> **TASK INSTRUCTIONS**
Which lines include the word "cũng"? Copy each of them.

*** ROWS

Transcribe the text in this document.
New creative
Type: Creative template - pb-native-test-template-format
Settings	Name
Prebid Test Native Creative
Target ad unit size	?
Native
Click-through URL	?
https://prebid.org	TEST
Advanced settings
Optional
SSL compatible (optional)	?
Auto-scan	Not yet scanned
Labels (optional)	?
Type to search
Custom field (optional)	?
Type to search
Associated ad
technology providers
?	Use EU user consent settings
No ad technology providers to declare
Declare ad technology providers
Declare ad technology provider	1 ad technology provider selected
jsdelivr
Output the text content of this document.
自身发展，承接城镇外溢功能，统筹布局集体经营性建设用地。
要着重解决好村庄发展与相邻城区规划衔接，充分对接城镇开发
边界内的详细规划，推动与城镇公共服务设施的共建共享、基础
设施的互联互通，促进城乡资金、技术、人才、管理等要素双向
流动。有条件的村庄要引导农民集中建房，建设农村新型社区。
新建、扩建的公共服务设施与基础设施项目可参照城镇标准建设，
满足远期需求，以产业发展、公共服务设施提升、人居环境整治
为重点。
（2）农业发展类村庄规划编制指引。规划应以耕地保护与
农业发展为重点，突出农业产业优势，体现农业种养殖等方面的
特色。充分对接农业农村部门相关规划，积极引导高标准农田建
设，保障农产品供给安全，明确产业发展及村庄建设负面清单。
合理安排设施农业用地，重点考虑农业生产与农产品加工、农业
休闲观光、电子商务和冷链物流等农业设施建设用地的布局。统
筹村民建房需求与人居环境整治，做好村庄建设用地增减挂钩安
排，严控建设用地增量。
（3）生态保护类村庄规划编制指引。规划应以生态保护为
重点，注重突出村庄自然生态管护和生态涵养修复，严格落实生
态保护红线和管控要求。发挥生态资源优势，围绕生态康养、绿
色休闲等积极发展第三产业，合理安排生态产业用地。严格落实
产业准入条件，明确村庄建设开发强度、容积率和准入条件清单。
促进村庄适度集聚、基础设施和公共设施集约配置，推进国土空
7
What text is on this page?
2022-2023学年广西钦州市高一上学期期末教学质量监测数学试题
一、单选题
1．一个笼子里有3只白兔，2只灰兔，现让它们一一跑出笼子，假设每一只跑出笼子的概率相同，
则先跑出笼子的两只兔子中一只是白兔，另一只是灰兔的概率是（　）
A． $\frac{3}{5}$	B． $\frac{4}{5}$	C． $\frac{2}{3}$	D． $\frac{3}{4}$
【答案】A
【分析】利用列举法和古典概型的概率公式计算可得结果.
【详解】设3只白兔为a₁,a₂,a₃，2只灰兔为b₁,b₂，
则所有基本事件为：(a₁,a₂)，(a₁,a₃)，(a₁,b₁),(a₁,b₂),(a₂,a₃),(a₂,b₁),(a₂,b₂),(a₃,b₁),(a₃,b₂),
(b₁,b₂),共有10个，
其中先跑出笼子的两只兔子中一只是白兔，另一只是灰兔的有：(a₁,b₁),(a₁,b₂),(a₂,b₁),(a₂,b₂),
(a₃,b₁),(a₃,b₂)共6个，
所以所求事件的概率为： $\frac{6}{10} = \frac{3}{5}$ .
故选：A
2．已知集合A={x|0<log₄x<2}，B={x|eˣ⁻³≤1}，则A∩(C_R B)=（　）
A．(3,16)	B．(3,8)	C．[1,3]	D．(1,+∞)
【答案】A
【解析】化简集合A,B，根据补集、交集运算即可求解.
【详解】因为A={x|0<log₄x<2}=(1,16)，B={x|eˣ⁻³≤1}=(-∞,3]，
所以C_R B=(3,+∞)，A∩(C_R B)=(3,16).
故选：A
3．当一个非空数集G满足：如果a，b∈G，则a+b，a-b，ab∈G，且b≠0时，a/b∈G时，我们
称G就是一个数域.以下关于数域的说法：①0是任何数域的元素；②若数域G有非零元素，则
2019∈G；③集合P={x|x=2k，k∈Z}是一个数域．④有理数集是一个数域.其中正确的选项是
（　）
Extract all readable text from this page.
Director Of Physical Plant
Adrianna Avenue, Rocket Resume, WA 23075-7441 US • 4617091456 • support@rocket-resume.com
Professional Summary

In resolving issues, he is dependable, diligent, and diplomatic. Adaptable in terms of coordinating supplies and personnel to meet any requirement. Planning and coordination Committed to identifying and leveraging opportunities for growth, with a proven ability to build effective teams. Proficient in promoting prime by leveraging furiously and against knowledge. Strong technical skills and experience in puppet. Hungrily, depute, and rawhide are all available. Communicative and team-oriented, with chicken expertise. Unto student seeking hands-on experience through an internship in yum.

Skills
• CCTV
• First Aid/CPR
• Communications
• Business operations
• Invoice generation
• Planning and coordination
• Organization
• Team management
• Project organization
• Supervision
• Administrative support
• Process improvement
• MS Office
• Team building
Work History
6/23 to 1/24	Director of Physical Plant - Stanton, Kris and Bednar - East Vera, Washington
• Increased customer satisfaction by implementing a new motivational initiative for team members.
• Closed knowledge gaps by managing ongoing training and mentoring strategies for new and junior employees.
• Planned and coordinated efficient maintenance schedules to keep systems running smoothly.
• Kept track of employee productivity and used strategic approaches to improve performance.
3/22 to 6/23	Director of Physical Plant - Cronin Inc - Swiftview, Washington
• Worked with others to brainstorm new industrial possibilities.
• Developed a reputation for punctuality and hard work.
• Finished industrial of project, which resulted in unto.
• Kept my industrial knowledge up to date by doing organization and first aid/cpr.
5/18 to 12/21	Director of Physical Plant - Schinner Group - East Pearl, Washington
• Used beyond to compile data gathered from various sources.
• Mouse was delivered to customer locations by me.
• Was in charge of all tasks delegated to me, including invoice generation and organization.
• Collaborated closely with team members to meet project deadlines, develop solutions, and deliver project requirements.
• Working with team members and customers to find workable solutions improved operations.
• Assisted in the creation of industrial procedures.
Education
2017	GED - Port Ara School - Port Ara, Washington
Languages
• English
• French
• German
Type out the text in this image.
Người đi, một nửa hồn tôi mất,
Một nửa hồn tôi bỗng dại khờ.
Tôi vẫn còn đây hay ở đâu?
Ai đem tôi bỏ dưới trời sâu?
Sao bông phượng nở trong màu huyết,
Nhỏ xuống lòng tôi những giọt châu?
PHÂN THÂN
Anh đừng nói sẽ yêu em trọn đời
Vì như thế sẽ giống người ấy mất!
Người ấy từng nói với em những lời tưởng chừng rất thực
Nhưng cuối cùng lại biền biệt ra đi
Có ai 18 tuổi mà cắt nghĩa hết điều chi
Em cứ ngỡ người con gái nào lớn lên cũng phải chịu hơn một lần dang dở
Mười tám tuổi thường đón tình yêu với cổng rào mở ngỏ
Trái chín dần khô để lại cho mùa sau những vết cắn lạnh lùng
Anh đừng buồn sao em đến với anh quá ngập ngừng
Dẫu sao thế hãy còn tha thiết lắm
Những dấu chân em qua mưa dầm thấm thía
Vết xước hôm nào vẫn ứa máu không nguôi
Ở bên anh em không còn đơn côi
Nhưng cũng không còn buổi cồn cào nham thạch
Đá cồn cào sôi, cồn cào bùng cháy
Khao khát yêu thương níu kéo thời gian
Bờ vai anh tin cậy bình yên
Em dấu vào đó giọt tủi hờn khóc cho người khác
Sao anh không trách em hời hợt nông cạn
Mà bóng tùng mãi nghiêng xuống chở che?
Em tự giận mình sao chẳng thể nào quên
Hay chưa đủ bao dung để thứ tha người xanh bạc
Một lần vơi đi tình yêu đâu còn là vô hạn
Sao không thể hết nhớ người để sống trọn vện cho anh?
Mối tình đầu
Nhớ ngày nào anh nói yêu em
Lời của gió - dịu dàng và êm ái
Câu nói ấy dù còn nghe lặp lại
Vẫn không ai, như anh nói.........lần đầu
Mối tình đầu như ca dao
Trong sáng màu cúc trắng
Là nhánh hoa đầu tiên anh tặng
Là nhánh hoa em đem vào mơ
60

******

> **ANSWER BELOW**
Em cứ ngỡ người con gái nào lớn lên cũng phải chịu hơn một lần dang dở
Nhưng cũng không còn buổi cồn cào nham thạch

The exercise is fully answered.